• Set task: Output all of the entries below precisely as written.

• Stored rows:
##############################

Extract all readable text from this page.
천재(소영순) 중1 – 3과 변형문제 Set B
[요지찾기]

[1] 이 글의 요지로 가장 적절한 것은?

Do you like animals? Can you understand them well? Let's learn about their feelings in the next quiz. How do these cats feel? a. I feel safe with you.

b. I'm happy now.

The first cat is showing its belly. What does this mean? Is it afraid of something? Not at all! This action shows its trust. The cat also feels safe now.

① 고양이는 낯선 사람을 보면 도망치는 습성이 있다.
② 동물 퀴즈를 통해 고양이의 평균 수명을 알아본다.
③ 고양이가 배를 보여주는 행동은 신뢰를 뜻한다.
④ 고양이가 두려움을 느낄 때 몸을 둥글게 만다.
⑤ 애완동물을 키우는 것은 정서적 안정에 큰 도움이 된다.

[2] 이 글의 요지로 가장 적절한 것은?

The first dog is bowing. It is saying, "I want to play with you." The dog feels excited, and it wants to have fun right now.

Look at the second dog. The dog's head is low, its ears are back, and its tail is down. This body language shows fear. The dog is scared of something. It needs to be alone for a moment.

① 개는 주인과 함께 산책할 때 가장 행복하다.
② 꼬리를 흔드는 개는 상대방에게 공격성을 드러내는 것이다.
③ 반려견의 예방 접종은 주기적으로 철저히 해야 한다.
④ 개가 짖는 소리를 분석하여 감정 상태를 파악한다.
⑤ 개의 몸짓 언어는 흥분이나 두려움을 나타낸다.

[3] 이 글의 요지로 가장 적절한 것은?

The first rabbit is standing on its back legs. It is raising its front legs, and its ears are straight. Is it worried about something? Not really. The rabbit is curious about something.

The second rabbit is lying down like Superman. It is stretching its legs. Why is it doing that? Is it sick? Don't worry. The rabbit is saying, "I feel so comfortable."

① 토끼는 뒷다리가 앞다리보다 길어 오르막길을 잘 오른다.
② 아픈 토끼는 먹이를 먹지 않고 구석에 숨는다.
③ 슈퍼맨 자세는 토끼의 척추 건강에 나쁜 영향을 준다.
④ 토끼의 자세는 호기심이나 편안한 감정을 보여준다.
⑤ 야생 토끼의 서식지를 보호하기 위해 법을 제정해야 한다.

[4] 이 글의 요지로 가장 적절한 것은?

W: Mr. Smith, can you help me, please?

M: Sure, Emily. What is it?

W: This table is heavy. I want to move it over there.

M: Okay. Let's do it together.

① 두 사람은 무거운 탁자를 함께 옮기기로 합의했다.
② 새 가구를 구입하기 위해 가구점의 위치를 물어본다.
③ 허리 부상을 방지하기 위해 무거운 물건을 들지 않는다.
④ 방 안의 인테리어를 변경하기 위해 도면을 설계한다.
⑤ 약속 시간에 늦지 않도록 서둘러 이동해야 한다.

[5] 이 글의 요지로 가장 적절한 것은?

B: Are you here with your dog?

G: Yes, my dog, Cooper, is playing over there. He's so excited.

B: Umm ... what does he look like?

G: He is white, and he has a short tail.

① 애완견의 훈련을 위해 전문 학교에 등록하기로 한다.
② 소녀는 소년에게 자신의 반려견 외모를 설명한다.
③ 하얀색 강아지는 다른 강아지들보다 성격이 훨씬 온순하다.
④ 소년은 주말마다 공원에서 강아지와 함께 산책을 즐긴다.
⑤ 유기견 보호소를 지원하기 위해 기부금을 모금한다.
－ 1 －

##############################

• Written solution:
Extract all readable text from this page.
천재(소영순) 중1 – 3과 변형문제 Set B
[요지찾기]

[1] 이 글의 요지로 가장 적절한 것은?

Do you like animals? Can you understand them well? Let's learn about their feelings in the next quiz. How do these cats feel? a. I feel safe with you.

b. I'm happy now.

The first cat is showing its belly. What does this mean? Is it afraid of something? Not at all! This action shows its trust. The cat also feels safe now.

① 고양이는 낯선 사람을 보면 도망치는 습성이 있다.
② 동물 퀴즈를 통해 고양이의 평균 수명을 알아본다.
③ 고양이가 배를 보여주는 행동은 신뢰를 뜻한다.
④ 고양이가 두려움을 느낄 때 몸을 둥글게 만다.
⑤ 애완동물을 키우는 것은 정서적 안정에 큰 도움이 된다.

[2] 이 글의 요지로 가장 적절한 것은?

The first dog is bowing. It is saying, "I want to play with you." The dog feels excited, and it wants to have fun right now.

Look at the second dog. The dog's head is low, its ears are back, and its tail is down. This body language shows fear. The dog is scared of something. It needs to be alone for a moment.

① 개는 주인과 함께 산책할 때 가장 행복하다.
② 꼬리를 흔드는 개는 상대방에게 공격성을 드러내는 것이다.
③ 반려견의 예방 접종은 주기적으로 철저히 해야 한다.
④ 개가 짖는 소리를 분석하여 감정 상태를 파악한다.
⑤ 개의 몸짓 언어는 흥분이나 두려움을 나타낸다.

[3] 이 글의 요지로 가장 적절한 것은?

The first rabbit is standing on its back legs. It is raising its front legs, and its ears are straight. Is it worried about something? Not really. The rabbit is curious about something.

The second rabbit is lying down like Superman. It is stretching its legs. Why is it doing that? Is it sick? Don't worry. The rabbit is saying, "I feel so comfortable."

① 토끼는 뒷다리가 앞다리보다 길어 오르막길을 잘 오른다.
② 아픈 토끼는 먹이를 먹지 않고 구석에 숨는다.
③ 슈퍼맨 자세는 토끼의 척추 건강에 나쁜 영향을 준다.
④ 토끼의 자세는 호기심이나 편안한 감정을 보여준다.
⑤ 야생 토끼의 서식지를 보호하기 위해 법을 제정해야 한다.

[4] 이 글의 요지로 가장 적절한 것은?

W: Mr. Smith, can you help me, please?

M: Sure, Emily. What is it?

W: This table is heavy. I want to move it over there.

M: Okay. Let's do it together.

① 두 사람은 무거운 탁자를 함께 옮기기로 합의했다.
② 새 가구를 구입하기 위해 가구점의 위치를 물어본다.
③ 허리 부상을 방지하기 위해 무거운 물건을 들지 않는다.
④ 방 안의 인테리어를 변경하기 위해 도면을 설계한다.
⑤ 약속 시간에 늦지 않도록 서둘러 이동해야 한다.

[5] 이 글의 요지로 가장 적절한 것은?

B: Are you here with your dog?

G: Yes, my dog, Cooper, is playing over there. He's so excited.

B: Umm ... what does he look like?

G: He is white, and he has a short tail.

① 애완견의 훈련을 위해 전문 학교에 등록하기로 한다.
② 소녀는 소년에게 자신의 반려견 외모를 설명한다.
③ 하얀색 강아지는 다른 강아지들보다 성격이 훨씬 온순하다.
④ 소년은 주말마다 공원에서 강아지와 함께 산책을 즐긴다.
⑤ 유기견 보호소를 지원하기 위해 기부금을 모금한다.
－ 1 －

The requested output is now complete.